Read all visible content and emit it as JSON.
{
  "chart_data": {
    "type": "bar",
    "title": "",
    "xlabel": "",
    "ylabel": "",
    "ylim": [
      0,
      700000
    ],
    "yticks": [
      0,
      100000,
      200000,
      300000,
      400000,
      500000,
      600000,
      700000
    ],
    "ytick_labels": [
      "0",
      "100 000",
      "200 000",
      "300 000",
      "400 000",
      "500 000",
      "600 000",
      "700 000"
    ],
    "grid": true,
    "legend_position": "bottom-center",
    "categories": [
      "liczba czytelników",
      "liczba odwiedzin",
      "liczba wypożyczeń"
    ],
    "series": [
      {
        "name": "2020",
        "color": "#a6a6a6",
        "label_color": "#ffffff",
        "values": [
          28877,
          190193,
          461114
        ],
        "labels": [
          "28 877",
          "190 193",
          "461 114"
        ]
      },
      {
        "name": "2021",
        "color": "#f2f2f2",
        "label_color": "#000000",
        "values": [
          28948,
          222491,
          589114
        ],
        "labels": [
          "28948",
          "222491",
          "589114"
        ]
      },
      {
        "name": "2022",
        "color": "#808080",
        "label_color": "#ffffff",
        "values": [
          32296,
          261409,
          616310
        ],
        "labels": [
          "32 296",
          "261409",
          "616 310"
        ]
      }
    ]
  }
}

## Exercise
Exact output of every entry is required.

## Result for this exercise
Read all visible content and emit it as JSON.
{
  "chart_data": {
    "type": "bar",
    "title": "",
    "xlabel": "",
    "ylabel": "",
    "ylim": [
      0,
      700000
    ],
    "yticks": [
      0,
      100000,
      200000,
      300000,
      400000,
      500000,
      600000,
      700000
    ],
    "ytick_labels": [
      "0",
      "100 000",
      "200 000",
      "300 000",
      "400 000",
      "500 000",
      "600 000",
      "700 000"
    ],
    "grid": true,
    "legend_position": "bottom-center",
    "categories": [
      "liczba czytelników",
      "liczba odwiedzin",
      "liczba wypożyczeń"
    ],
    "series": [
      {
        "name": "2020",
        "color": "#a6a6a6",
        "label_color": "#ffffff",
        "values": [
          28877,
          190193,
          461114
        ],
        "labels": [
          "28 877",
          "190 193",
          "461 114"
        ]
      },
      {
        "name": "2021",
        "color": "#f2f2f2",
        "label_color": "#000000",
        "values": [
          28948,
          222491,
          589114
        ],
        "labels": [
          "28948",
          "222491",
          "589114"
        ]
      },
      {
        "name": "2022",
        "color": "#808080",
        "label_color": "#ffffff",
        "values": [
          32296,
          261409,
          616310
        ],
        "labels": [
          "32 296",
          "261409",
          "616 310"
        ]
      }
    ]
  }
}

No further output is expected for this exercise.